Filter the listing below, copying every line in which the word "Ordinary" appears.

Entries from a visual dataset:
◇ ◇ ◇

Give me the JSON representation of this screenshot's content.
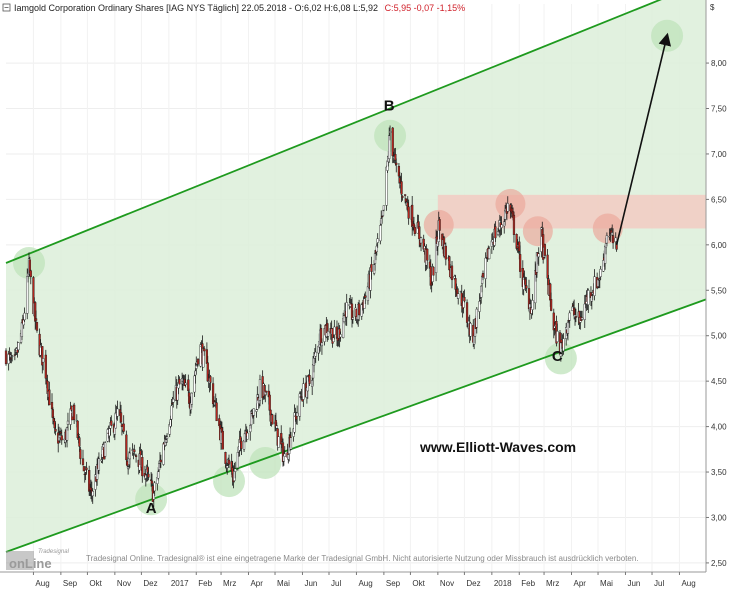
{
  "header": {
    "instrument": "Iamgold Corporation Ordinary Shares [IAG NYS  Täglich] 22.05.2018 - O:6,02 H:6,08 L:5,92",
    "close_change": "C:5,95 -0,07 -1,15%"
  },
  "currency_symbol": "$",
  "watermark": "www.Elliott-Waves.com",
  "disclaimer": "Tradesignal Online. Tradesignal® ist eine eingetragene Marke der Tradesignal GmbH. Nicht autorisierte Nutzung oder Missbrauch ist ausdrücklich verboten.",
  "logo": {
    "small": "Tradesignal",
    "big": "onLine"
  },
  "colors": {
    "channel_line": "#1e9a1e",
    "channel_fill": "#dcefd9",
    "highlight_circle": "#bfe3bb",
    "resistance_zone": "#f4c9c0",
    "resistance_circle": "#eba99d",
    "candle_up": "#ffffff",
    "candle_down": "#b3261e",
    "wick": "#1a1a1a",
    "projection_arrow": "#111111"
  },
  "chart_data": {
    "type": "candlestick",
    "title": "Iamgold Corporation Ordinary Shares [IAG NYS  Täglich]",
    "ylabel": "$",
    "ylim": [
      2.4,
      8.65
    ],
    "y_ticks": [
      "2,50",
      "3,00",
      "3,50",
      "4,00",
      "4,50",
      "5,00",
      "5,50",
      "6,00",
      "6,50",
      "7,00",
      "7,50",
      "8,00"
    ],
    "y_tick_values": [
      2.5,
      3.0,
      3.5,
      4.0,
      4.5,
      5.0,
      5.5,
      6.0,
      6.5,
      7.0,
      7.5,
      8.0
    ],
    "x_range": [
      "2016-07-01",
      "2018-08-31"
    ],
    "x_ticks": [
      {
        "label": "Aug",
        "date": "2016-08-01"
      },
      {
        "label": "Sep",
        "date": "2016-09-01"
      },
      {
        "label": "Okt",
        "date": "2016-10-01"
      },
      {
        "label": "Nov",
        "date": "2016-11-01"
      },
      {
        "label": "Dez",
        "date": "2016-12-01"
      },
      {
        "label": "2017",
        "date": "2017-01-01"
      },
      {
        "label": "Feb",
        "date": "2017-02-01"
      },
      {
        "label": "Mrz",
        "date": "2017-03-01"
      },
      {
        "label": "Apr",
        "date": "2017-04-01"
      },
      {
        "label": "Mai",
        "date": "2017-05-01"
      },
      {
        "label": "Jun",
        "date": "2017-06-01"
      },
      {
        "label": "Jul",
        "date": "2017-07-01"
      },
      {
        "label": "Aug",
        "date": "2017-08-01"
      },
      {
        "label": "Sep",
        "date": "2017-09-01"
      },
      {
        "label": "Okt",
        "date": "2017-10-01"
      },
      {
        "label": "Nov",
        "date": "2017-11-01"
      },
      {
        "label": "Dez",
        "date": "2017-12-01"
      },
      {
        "label": "2018",
        "date": "2018-01-01"
      },
      {
        "label": "Feb",
        "date": "2018-02-01"
      },
      {
        "label": "Mrz",
        "date": "2018-03-01"
      },
      {
        "label": "Apr",
        "date": "2018-04-01"
      },
      {
        "label": "Mai",
        "date": "2018-05-01"
      },
      {
        "label": "Jun",
        "date": "2018-06-01"
      },
      {
        "label": "Jul",
        "date": "2018-07-01"
      },
      {
        "label": "Aug",
        "date": "2018-08-01"
      }
    ],
    "price_path": [
      [
        "2016-07-01",
        4.8
      ],
      [
        "2016-07-10",
        4.65
      ],
      [
        "2016-07-20",
        5.1
      ],
      [
        "2016-07-27",
        5.75
      ],
      [
        "2016-08-05",
        5.0
      ],
      [
        "2016-08-15",
        4.6
      ],
      [
        "2016-08-25",
        3.9
      ],
      [
        "2016-09-05",
        3.85
      ],
      [
        "2016-09-15",
        4.2
      ],
      [
        "2016-09-25",
        3.6
      ],
      [
        "2016-10-05",
        3.25
      ],
      [
        "2016-10-15",
        3.6
      ],
      [
        "2016-10-25",
        3.9
      ],
      [
        "2016-11-05",
        4.15
      ],
      [
        "2016-11-15",
        3.65
      ],
      [
        "2016-11-25",
        3.7
      ],
      [
        "2016-12-05",
        3.5
      ],
      [
        "2016-12-15",
        3.25
      ],
      [
        "2016-12-25",
        3.75
      ],
      [
        "2017-01-05",
        4.25
      ],
      [
        "2017-01-15",
        4.5
      ],
      [
        "2017-01-25",
        4.3
      ],
      [
        "2017-02-05",
        4.9
      ],
      [
        "2017-02-15",
        4.55
      ],
      [
        "2017-02-25",
        4.1
      ],
      [
        "2017-03-05",
        3.7
      ],
      [
        "2017-03-15",
        3.45
      ],
      [
        "2017-03-25",
        3.9
      ],
      [
        "2017-04-05",
        4.1
      ],
      [
        "2017-04-15",
        4.45
      ],
      [
        "2017-04-25",
        4.2
      ],
      [
        "2017-05-05",
        3.85
      ],
      [
        "2017-05-12",
        3.65
      ],
      [
        "2017-05-20",
        3.95
      ],
      [
        "2017-05-31",
        4.35
      ],
      [
        "2017-06-10",
        4.5
      ],
      [
        "2017-06-20",
        5.0
      ],
      [
        "2017-06-30",
        5.1
      ],
      [
        "2017-07-10",
        4.95
      ],
      [
        "2017-07-20",
        5.3
      ],
      [
        "2017-07-31",
        5.2
      ],
      [
        "2017-08-10",
        5.4
      ],
      [
        "2017-08-20",
        5.75
      ],
      [
        "2017-08-31",
        6.3
      ],
      [
        "2017-09-08",
        7.25
      ],
      [
        "2017-09-15",
        6.8
      ],
      [
        "2017-09-25",
        6.5
      ],
      [
        "2017-10-05",
        6.25
      ],
      [
        "2017-10-15",
        6.0
      ],
      [
        "2017-10-25",
        5.6
      ],
      [
        "2017-11-02",
        6.2
      ],
      [
        "2017-11-10",
        5.9
      ],
      [
        "2017-11-20",
        5.6
      ],
      [
        "2017-11-30",
        5.35
      ],
      [
        "2017-12-10",
        4.95
      ],
      [
        "2017-12-20",
        5.5
      ],
      [
        "2017-12-31",
        6.05
      ],
      [
        "2018-01-10",
        6.2
      ],
      [
        "2018-01-20",
        6.45
      ],
      [
        "2018-01-28",
        6.1
      ],
      [
        "2018-02-05",
        5.6
      ],
      [
        "2018-02-15",
        5.3
      ],
      [
        "2018-02-25",
        6.15
      ],
      [
        "2018-03-05",
        5.6
      ],
      [
        "2018-03-12",
        5.1
      ],
      [
        "2018-03-20",
        4.85
      ],
      [
        "2018-03-31",
        5.3
      ],
      [
        "2018-04-10",
        5.15
      ],
      [
        "2018-04-20",
        5.45
      ],
      [
        "2018-04-30",
        5.6
      ],
      [
        "2018-05-05",
        5.7
      ],
      [
        "2018-05-12",
        6.2
      ],
      [
        "2018-05-17",
        6.05
      ],
      [
        "2018-05-22",
        5.95
      ]
    ],
    "last_bar": {
      "date": "2018-05-22",
      "open": 6.02,
      "high": 6.08,
      "low": 5.92,
      "close": 5.95,
      "change": -0.07,
      "change_pct": -1.15
    },
    "channel": {
      "upper": [
        [
          "2016-07-01",
          5.8
        ],
        [
          "2018-08-31",
          8.9
        ]
      ],
      "lower": [
        [
          "2016-07-01",
          2.62
        ],
        [
          "2018-08-31",
          5.4
        ]
      ]
    },
    "resistance_zone": {
      "from": "2017-11-01",
      "to": "2018-08-31",
      "y_low": 6.18,
      "y_high": 6.55
    },
    "wave_labels": [
      {
        "label": "A",
        "date": "2016-12-12",
        "price": 3.05
      },
      {
        "label": "B",
        "date": "2017-09-07",
        "price": 7.48
      },
      {
        "label": "C",
        "date": "2018-03-16",
        "price": 4.72
      }
    ],
    "support_touches": [
      {
        "date": "2016-07-27",
        "price": 5.8
      },
      {
        "date": "2016-12-12",
        "price": 3.2
      },
      {
        "date": "2017-03-10",
        "price": 3.4
      },
      {
        "date": "2017-04-20",
        "price": 3.6
      },
      {
        "date": "2017-09-08",
        "price": 7.2
      },
      {
        "date": "2018-03-20",
        "price": 4.75
      },
      {
        "date": "2018-07-18",
        "price": 8.3
      }
    ],
    "resistance_touches": [
      {
        "date": "2017-11-02",
        "price": 6.22
      },
      {
        "date": "2018-01-22",
        "price": 6.45
      },
      {
        "date": "2018-02-22",
        "price": 6.15
      },
      {
        "date": "2018-05-12",
        "price": 6.18
      }
    ],
    "projection": {
      "from": [
        "2018-05-22",
        6.0
      ],
      "to": [
        "2018-07-18",
        8.3
      ]
    }
  }
}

◇ ◇ ◇

Final result ▸
    "instrument": "Iamgold Corporation Ordinary Shares [IAG NYS  Täglich] 22.05.2018 - O:6,02 H:6,08 L:5,92",
    "title": "Iamgold Corporation Ordinary Shares [IAG NYS  Täglich]",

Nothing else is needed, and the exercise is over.